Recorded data
----

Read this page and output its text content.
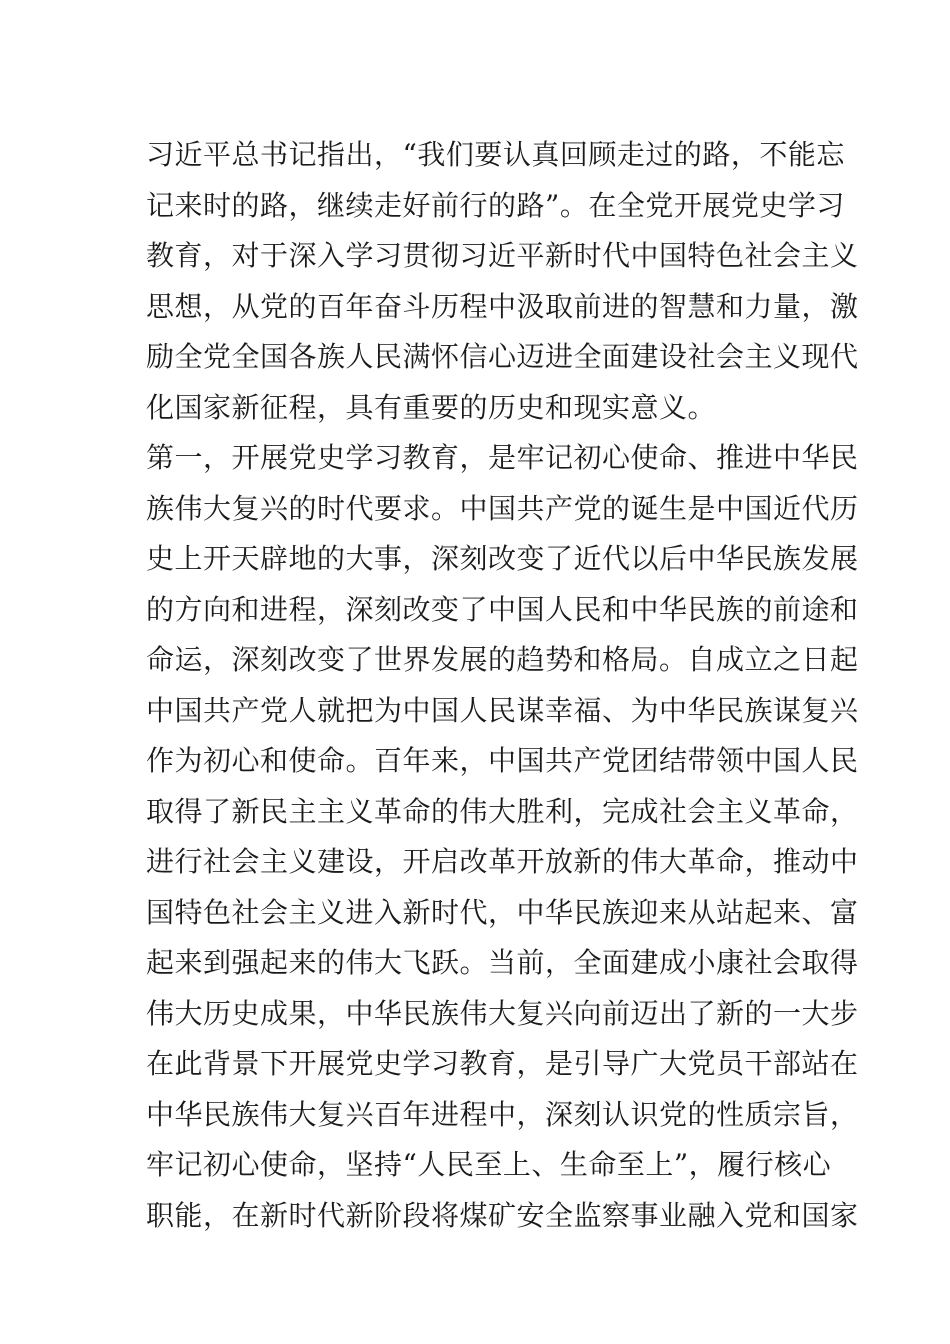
习近平总书记指出，“我们要认真回顾走过的路，不能忘
记来时的路，继续走好前行的路”。在全党开展党史学习
教育，对于深入学习贯彻习近平新时代中国特色社会主义
思想，从党的百年奋斗历程中汲取前进的智慧和力量，激
励全党全国各族人民满怀信心迈进全面建设社会主义现代
化国家新征程，具有重要的历史和现实意义。
第一，开展党史学习教育，是牢记初心使命、推进中华民
族伟大复兴的时代要求。中国共产党的诞生是中国近代历
史上开天辟地的大事，深刻改变了近代以后中华民族发展
的方向和进程，深刻改变了中国人民和中华民族的前途和
命运，深刻改变了世界发展的趋势和格局。自成立之日起
中国共产党人就把为中国人民谋幸福、为中华民族谋复兴
作为初心和使命。百年来，中国共产党团结带领中国人民
取得了新民主主义革命的伟大胜利，完成社会主义革命，
进行社会主义建设，开启改革开放新的伟大革命，推动中
国特色社会主义进入新时代，中华民族迎来从站起来、富
起来到强起来的伟大飞跃。当前，全面建成小康社会取得
伟大历史成果，中华民族伟大复兴向前迈出了新的一大步
在此背景下开展党史学习教育，是引导广大党员干部站在
中华民族伟大复兴百年进程中，深刻认识党的性质宗旨，
牢记初心使命，坚持“人民至上、生命至上”，履行核心
职能，在新时代新阶段将煤矿安全监察事业融入党和国家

----

● **Stated task**: Would you return the data exactly as written, without the pictures?

● **Final answer**:
Read this page and output its text content.
习近平总书记指出，“我们要认真回顾走过的路，不能忘
记来时的路，继续走好前行的路”。在全党开展党史学习
教育，对于深入学习贯彻习近平新时代中国特色社会主义
思想，从党的百年奋斗历程中汲取前进的智慧和力量，激
励全党全国各族人民满怀信心迈进全面建设社会主义现代
化国家新征程，具有重要的历史和现实意义。
第一，开展党史学习教育，是牢记初心使命、推进中华民
族伟大复兴的时代要求。中国共产党的诞生是中国近代历
史上开天辟地的大事，深刻改变了近代以后中华民族发展
的方向和进程，深刻改变了中国人民和中华民族的前途和
命运，深刻改变了世界发展的趋势和格局。自成立之日起
中国共产党人就把为中国人民谋幸福、为中华民族谋复兴
作为初心和使命。百年来，中国共产党团结带领中国人民
取得了新民主主义革命的伟大胜利，完成社会主义革命，
进行社会主义建设，开启改革开放新的伟大革命，推动中
国特色社会主义进入新时代，中华民族迎来从站起来、富
起来到强起来的伟大飞跃。当前，全面建成小康社会取得
伟大历史成果，中华民族伟大复兴向前迈出了新的一大步
在此背景下开展党史学习教育，是引导广大党员干部站在
中华民族伟大复兴百年进程中，深刻认识党的性质宗旨，
牢记初心使命，坚持“人民至上、生命至上”，履行核心
职能，在新时代新阶段将煤矿安全监察事业融入党和国家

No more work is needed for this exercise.